| Set task |
Leave out the pictures and copy the remaining records exactly.
..........
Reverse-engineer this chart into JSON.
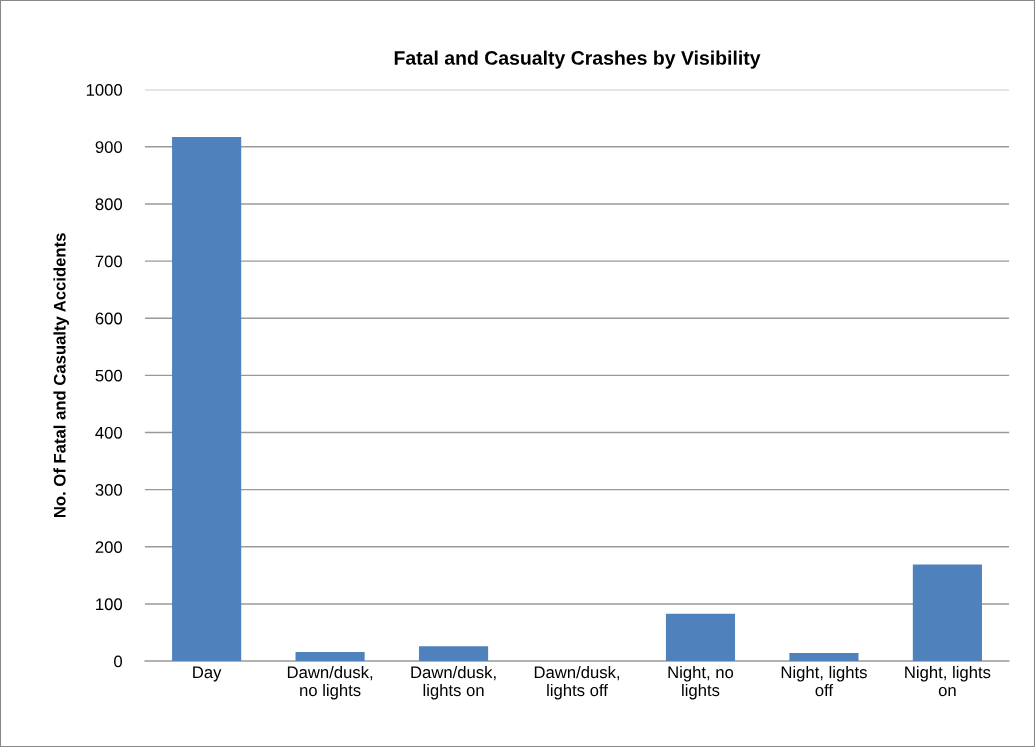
{
  "chart_data": {
    "type": "bar",
    "title": "Fatal and Casualty Crashes by Visibility",
    "ylabel": "No. Of Fatal and Casualty Accidents",
    "categories": [
      "Day",
      "Dawn/dusk,\nno lights",
      "Dawn/dusk,\nlights on",
      "Dawn/dusk,\nlights off",
      "Night, no\nlights",
      "Night, lights\noff",
      "Night, lights\non"
    ],
    "values": [
      917,
      16,
      26,
      0,
      83,
      14,
      169
    ],
    "color": "#4f81bd",
    "ylim": [
      0,
      1000
    ],
    "yticks": [
      0,
      100,
      200,
      300,
      400,
      500,
      600,
      700,
      800,
      900,
      1000
    ],
    "grid": "y"
  }
}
..........
| Answer for this exercise |
Reverse-engineer this chart into JSON.
{
  "chart_data": {
    "type": "bar",
    "title": "Fatal and Casualty Crashes by Visibility",
    "ylabel": "No. Of Fatal and Casualty Accidents",
    "categories": [
      "Day",
      "Dawn/dusk,\nno lights",
      "Dawn/dusk,\nlights on",
      "Dawn/dusk,\nlights off",
      "Night, no\nlights",
      "Night, lights\noff",
      "Night, lights\non"
    ],
    "values": [
      917,
      16,
      26,
      0,
      83,
      14,
      169
    ],
    "color": "#4f81bd",
    "ylim": [
      0,
      1000
    ],
    "yticks": [
      0,
      100,
      200,
      300,
      400,
      500,
      600,
      700,
      800,
      900,
      1000
    ],
    "grid": "y"
  }
}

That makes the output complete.